**Figure dataset records**
* * *

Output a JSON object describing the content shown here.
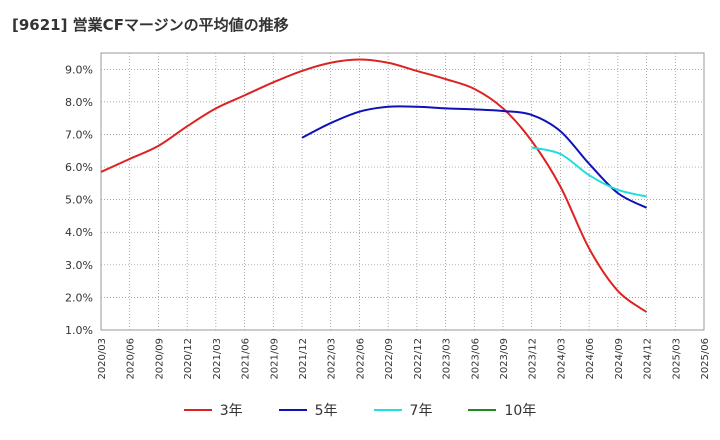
{
  "title": "[9621]  営業CFマージンの平均値の推移",
  "chart_data": {
    "type": "line",
    "title": "[9621]  営業CFマージンの平均値の推移",
    "xlabel": "",
    "ylabel": "",
    "ylim": [
      1.0,
      9.5
    ],
    "yticks": [
      "1.0%",
      "2.0%",
      "3.0%",
      "4.0%",
      "5.0%",
      "6.0%",
      "7.0%",
      "8.0%",
      "9.0%"
    ],
    "ytick_values": [
      1,
      2,
      3,
      4,
      5,
      6,
      7,
      8,
      9
    ],
    "xticks": [
      "2020/03",
      "2020/06",
      "2020/09",
      "2020/12",
      "2021/03",
      "2021/06",
      "2021/09",
      "2021/12",
      "2022/03",
      "2022/06",
      "2022/09",
      "2022/12",
      "2023/03",
      "2023/06",
      "2023/09",
      "2023/12",
      "2024/03",
      "2024/06",
      "2024/09",
      "2024/12",
      "2025/03",
      "2025/06"
    ],
    "grid": true,
    "legend_position": "bottom",
    "series": [
      {
        "name": "3年",
        "color": "#dd2222",
        "x": [
          "2020/03",
          "2020/06",
          "2020/09",
          "2020/12",
          "2021/03",
          "2021/06",
          "2021/09",
          "2021/12",
          "2022/03",
          "2022/06",
          "2022/09",
          "2022/12",
          "2023/03",
          "2023/06",
          "2023/09",
          "2023/12",
          "2024/03",
          "2024/06",
          "2024/09",
          "2024/12"
        ],
        "values": [
          5.85,
          6.25,
          6.65,
          7.25,
          7.8,
          8.2,
          8.6,
          8.95,
          9.2,
          9.3,
          9.2,
          8.95,
          8.7,
          8.4,
          7.8,
          6.8,
          5.4,
          3.5,
          2.2,
          1.55
        ]
      },
      {
        "name": "5年",
        "color": "#1111bb",
        "x": [
          "2021/12",
          "2022/03",
          "2022/06",
          "2022/09",
          "2022/12",
          "2023/03",
          "2023/06",
          "2023/09",
          "2023/12",
          "2024/03",
          "2024/06",
          "2024/09",
          "2024/12"
        ],
        "values": [
          6.9,
          7.35,
          7.7,
          7.85,
          7.85,
          7.8,
          7.77,
          7.72,
          7.6,
          7.1,
          6.1,
          5.2,
          4.75
        ]
      },
      {
        "name": "7年",
        "color": "#22dddd",
        "x": [
          "2023/12",
          "2024/03",
          "2024/06",
          "2024/09",
          "2024/12"
        ],
        "values": [
          6.6,
          6.4,
          5.75,
          5.3,
          5.1
        ]
      },
      {
        "name": "10年",
        "color": "#228822",
        "x": [],
        "values": []
      }
    ]
  }
}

* * *

**Requirements**
Reproduce the material in full, word for word, and omit the pictures.

**Solution to the problem**
Output a JSON object describing the content shown here.
{
  "title": "[9621]  営業CFマージンの平均値の推移",
  "chart_data": {
    "type": "line",
    "title": "[9621]  営業CFマージンの平均値の推移",
    "xlabel": "",
    "ylabel": "",
    "ylim": [
      1.0,
      9.5
    ],
    "yticks": [
      "1.0%",
      "2.0%",
      "3.0%",
      "4.0%",
      "5.0%",
      "6.0%",
      "7.0%",
      "8.0%",
      "9.0%"
    ],
    "ytick_values": [
      1,
      2,
      3,
      4,
      5,
      6,
      7,
      8,
      9
    ],
    "xticks": [
      "2020/03",
      "2020/06",
      "2020/09",
      "2020/12",
      "2021/03",
      "2021/06",
      "2021/09",
      "2021/12",
      "2022/03",
      "2022/06",
      "2022/09",
      "2022/12",
      "2023/03",
      "2023/06",
      "2023/09",
      "2023/12",
      "2024/03",
      "2024/06",
      "2024/09",
      "2024/12",
      "2025/03",
      "2025/06"
    ],
    "grid": true,
    "legend_position": "bottom",
    "series": [
      {
        "name": "3年",
        "color": "#dd2222",
        "x": [
          "2020/03",
          "2020/06",
          "2020/09",
          "2020/12",
          "2021/03",
          "2021/06",
          "2021/09",
          "2021/12",
          "2022/03",
          "2022/06",
          "2022/09",
          "2022/12",
          "2023/03",
          "2023/06",
          "2023/09",
          "2023/12",
          "2024/03",
          "2024/06",
          "2024/09",
          "2024/12"
        ],
        "values": [
          5.85,
          6.25,
          6.65,
          7.25,
          7.8,
          8.2,
          8.6,
          8.95,
          9.2,
          9.3,
          9.2,
          8.95,
          8.7,
          8.4,
          7.8,
          6.8,
          5.4,
          3.5,
          2.2,
          1.55
        ]
      },
      {
        "name": "5年",
        "color": "#1111bb",
        "x": [
          "2021/12",
          "2022/03",
          "2022/06",
          "2022/09",
          "2022/12",
          "2023/03",
          "2023/06",
          "2023/09",
          "2023/12",
          "2024/03",
          "2024/06",
          "2024/09",
          "2024/12"
        ],
        "values": [
          6.9,
          7.35,
          7.7,
          7.85,
          7.85,
          7.8,
          7.77,
          7.72,
          7.6,
          7.1,
          6.1,
          5.2,
          4.75
        ]
      },
      {
        "name": "7年",
        "color": "#22dddd",
        "x": [
          "2023/12",
          "2024/03",
          "2024/06",
          "2024/09",
          "2024/12"
        ],
        "values": [
          6.6,
          6.4,
          5.75,
          5.3,
          5.1
        ]
      },
      {
        "name": "10年",
        "color": "#228822",
        "x": [],
        "values": []
      }
    ]
  }
}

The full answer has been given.